Questions to answer:
(a) Rewrite the paragraph of the census text below that begins "As of the census of 2010" as a bulleted list, keeping its main figures.
(b) Write the next part of the census text below, picking up after its final sentence.

Reading text:
Of the 28 households, 35.7% of which had children under the age of 18 living with them, 46.4% were married couples living together, 7.1% were cohabitating couples, 21.4% had a female householder with no spouse or partner present and 25.0% had a male householder with no spouse or partner present. 32.1% of all households were non-families. 25.0% of all households were made up of individuals, 0.0% had someone living alone who was 65 years old or older.

The median age in the city was 44.5 years. 30.7% of the residents were under the age of 20; 8.0% were between the ages of 20 and 24; 12.0% were from 25 and 44; 36.0% were from 45 and 64; and 13.3% were 65 years of age or older. The gender makeup of the city was 58.7% male and 41.3% female.

===2010 census===
As of the census of 2010, there were 79 people, 31 households, and 21 families living in the city. The population density was 161.2 PD/sqmi. There were 41 housing units at an average density of 83.7 /sqmi. The racial makeup of the city was 98.7% White and 1.3% from other races. Hispanic or Latino of any race were 1.3% of the population.

There were 31 households, of which 32.3% had children under the age of 18 living with them, 48.4% were married couples living together, 9.7% had a female householder with no husband present, 9.7% had a male householder with no wife present, and 32.3% were non-families. 29.0% of all households were made up of individuals, and 9.7% had someone living alone who was 65 years of age or older. The average household size was 2.55 and the average family size was 3.19.

The median age in the city was 41.8 years. 25.3% of residents were under the age of 18; 8.8% were between the ages of 18 and 24; 19% were from 25 to 44; 35.5% were from 45 to 64; and 11.4% were 65 years of age or older. The gender makeup of the city was 55.7% male and 44.3% female.

===2000 census===
As of the census of 2000, there were 89 people, 36 households, and 23 families living in the city. The population density was 182.7 PD/sqmi. There were 45 housing units at an average density of 92.4 /sqmi. The racial makeup of the city was 97.75% White, 1.12% African American and 1.12% Native American.

Dataset extract:
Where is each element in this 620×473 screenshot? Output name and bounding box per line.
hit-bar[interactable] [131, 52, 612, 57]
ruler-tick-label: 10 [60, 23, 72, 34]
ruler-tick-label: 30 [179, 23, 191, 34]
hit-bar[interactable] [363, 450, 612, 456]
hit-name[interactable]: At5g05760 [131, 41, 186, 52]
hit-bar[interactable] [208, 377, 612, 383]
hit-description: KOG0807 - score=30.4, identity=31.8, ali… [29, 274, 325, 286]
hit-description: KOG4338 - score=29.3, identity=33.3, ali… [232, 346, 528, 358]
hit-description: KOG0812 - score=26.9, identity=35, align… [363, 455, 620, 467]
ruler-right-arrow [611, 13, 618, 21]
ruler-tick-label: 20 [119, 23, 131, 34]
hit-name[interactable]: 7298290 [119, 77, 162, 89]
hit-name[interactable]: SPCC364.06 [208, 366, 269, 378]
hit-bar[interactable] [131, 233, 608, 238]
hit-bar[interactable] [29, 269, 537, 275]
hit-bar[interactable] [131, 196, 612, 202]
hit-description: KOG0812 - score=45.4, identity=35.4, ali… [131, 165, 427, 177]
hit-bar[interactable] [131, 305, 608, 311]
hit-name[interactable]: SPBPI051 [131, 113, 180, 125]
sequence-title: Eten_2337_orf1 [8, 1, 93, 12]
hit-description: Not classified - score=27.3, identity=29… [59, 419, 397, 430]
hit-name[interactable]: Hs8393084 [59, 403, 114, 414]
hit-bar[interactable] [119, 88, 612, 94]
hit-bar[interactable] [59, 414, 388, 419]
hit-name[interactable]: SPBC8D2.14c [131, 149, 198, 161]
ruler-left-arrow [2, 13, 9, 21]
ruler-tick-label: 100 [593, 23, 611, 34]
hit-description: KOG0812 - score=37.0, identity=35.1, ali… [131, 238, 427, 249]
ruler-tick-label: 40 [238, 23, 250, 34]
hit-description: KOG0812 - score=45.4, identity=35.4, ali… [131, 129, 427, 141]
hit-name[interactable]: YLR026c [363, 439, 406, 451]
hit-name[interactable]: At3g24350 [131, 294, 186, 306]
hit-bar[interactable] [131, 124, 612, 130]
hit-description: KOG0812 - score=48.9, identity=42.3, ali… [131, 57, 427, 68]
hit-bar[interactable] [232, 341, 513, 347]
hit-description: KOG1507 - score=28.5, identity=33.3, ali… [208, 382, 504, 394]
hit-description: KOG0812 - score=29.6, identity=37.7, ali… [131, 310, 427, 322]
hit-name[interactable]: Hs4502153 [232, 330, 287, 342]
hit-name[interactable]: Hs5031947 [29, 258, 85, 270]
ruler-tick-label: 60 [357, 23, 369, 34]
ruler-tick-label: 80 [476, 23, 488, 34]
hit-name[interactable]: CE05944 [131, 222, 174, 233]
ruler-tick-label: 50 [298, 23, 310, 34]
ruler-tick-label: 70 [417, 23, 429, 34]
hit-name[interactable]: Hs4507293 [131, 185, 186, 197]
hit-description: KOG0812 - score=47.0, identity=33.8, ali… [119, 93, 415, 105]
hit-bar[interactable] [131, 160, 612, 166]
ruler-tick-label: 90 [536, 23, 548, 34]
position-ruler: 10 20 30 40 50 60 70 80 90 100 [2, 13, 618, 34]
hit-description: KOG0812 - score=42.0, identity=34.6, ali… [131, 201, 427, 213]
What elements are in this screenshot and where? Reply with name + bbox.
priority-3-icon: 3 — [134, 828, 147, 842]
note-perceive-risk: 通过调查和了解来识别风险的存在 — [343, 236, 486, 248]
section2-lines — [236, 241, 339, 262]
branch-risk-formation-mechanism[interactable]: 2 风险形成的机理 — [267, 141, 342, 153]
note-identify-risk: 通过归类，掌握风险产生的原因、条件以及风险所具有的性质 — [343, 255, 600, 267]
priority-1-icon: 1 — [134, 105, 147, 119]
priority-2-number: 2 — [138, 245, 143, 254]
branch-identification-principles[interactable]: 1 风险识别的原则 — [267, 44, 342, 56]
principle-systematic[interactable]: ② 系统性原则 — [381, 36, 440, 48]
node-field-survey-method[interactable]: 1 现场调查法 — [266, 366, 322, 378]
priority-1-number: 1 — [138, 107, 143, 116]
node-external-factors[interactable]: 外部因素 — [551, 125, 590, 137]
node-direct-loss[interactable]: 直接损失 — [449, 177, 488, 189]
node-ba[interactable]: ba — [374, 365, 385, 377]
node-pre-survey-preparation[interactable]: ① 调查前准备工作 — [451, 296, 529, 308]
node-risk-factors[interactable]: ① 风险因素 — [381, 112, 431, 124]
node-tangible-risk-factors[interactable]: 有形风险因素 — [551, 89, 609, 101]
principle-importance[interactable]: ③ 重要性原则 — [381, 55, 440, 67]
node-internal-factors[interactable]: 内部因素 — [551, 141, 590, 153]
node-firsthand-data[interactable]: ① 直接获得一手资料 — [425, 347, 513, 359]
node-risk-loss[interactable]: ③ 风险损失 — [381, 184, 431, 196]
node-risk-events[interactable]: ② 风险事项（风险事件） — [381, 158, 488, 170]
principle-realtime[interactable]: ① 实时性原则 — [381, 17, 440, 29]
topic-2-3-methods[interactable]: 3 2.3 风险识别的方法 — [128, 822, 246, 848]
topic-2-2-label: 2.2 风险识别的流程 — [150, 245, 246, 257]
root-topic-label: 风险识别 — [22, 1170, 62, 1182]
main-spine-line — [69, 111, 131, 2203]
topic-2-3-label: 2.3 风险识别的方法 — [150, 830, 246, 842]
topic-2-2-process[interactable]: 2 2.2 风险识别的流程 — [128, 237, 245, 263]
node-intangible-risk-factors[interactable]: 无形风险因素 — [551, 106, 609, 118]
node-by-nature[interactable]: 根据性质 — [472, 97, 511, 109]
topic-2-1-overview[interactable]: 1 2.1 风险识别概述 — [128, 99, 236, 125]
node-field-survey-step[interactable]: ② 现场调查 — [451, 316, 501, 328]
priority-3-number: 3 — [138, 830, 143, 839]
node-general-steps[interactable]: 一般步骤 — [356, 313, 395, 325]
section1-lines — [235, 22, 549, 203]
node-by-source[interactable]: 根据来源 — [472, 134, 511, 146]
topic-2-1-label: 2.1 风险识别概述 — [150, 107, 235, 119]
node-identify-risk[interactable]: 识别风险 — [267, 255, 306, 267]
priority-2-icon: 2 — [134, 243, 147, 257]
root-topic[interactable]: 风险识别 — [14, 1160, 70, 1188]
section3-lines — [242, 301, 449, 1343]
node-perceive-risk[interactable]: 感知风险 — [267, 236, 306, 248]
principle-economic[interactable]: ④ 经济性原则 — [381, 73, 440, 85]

Results in order:
(a)
- Population in 2010: 79 people, 31 households and 21 families
- Population density: 161.2 per square mile
- Housing: 41 units, at an average density of 83.7 per square mile
- Racial makeup: 98.7% White and 1.3% from other races
- Hispanic or Latino of any race: 1.3% of the population

(b)
There were 36 households, out of which 33.3% had children under the age of 18 living with them, 47.2% were married couples living together, 2.8% had a female householder with no husband present, and 36.1% were non-families. 30.6% of all households were made up of individuals, and 13.9% had someone living alone who was 65 years of age or older. The average household size was 2.47 and the average family size was 3.09.

In the city, the population was spread out, with 31.5% under the age of 18, 4.5% from 18 to 24, 32.6% from 25 to 44, 16.9% from 45 to 64, and 14.6% who were 65 years of age or older. The median age was 35 years. For every 100 females, there were 117.1 males. For every 100 females age 18 and over, there were 103.3 males.

The median income for a household in the city was $18,333, and the median income for a family was $25,625. Males had a median income of $35,833 versus $16,875 for females. The per capita income for the city was $12,673. There were 19.0% of families and 38.1% of the population living below the poverty line, including 59.3% of under eighteens and 25.0% of those over 64.

==Education==
Ireton, Hawarden, Chatsworth, and surrounding rural areas formed the West Sioux Community School District in the fall of 1959.